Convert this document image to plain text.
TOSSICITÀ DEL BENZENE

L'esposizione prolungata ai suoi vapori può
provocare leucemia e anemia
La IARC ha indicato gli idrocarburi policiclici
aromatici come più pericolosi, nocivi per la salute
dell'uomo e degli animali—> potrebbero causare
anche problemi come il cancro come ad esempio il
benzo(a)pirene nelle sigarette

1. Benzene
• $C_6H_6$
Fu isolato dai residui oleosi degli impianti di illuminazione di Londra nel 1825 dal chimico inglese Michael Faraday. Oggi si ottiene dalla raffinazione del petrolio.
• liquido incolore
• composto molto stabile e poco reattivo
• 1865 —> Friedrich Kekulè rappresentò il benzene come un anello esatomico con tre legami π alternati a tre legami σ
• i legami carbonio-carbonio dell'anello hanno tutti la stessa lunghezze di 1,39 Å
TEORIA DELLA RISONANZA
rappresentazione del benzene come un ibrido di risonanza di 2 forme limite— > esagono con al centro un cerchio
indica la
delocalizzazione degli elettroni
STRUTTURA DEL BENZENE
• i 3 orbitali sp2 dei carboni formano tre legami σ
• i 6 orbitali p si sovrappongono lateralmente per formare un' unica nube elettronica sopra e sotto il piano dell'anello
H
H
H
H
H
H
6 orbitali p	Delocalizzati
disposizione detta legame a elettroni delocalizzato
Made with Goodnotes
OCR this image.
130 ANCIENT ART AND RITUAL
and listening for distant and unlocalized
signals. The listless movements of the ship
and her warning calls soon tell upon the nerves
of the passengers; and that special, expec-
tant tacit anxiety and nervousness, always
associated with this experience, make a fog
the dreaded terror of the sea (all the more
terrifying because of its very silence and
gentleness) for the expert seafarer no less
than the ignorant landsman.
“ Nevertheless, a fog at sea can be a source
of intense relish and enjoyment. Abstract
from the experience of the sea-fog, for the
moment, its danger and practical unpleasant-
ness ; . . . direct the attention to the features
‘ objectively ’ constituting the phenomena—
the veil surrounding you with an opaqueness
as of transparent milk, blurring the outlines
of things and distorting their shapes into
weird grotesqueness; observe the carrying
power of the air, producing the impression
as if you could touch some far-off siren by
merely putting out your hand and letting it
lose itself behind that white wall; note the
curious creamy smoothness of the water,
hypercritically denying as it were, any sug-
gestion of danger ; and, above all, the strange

=======

- **Challenge**:
Gather from the records above every line containing the string "with".

- **Solution below**:
Made with Goodnotes
associated with this experience, make a fog
the veil surrounding you with an opaqueness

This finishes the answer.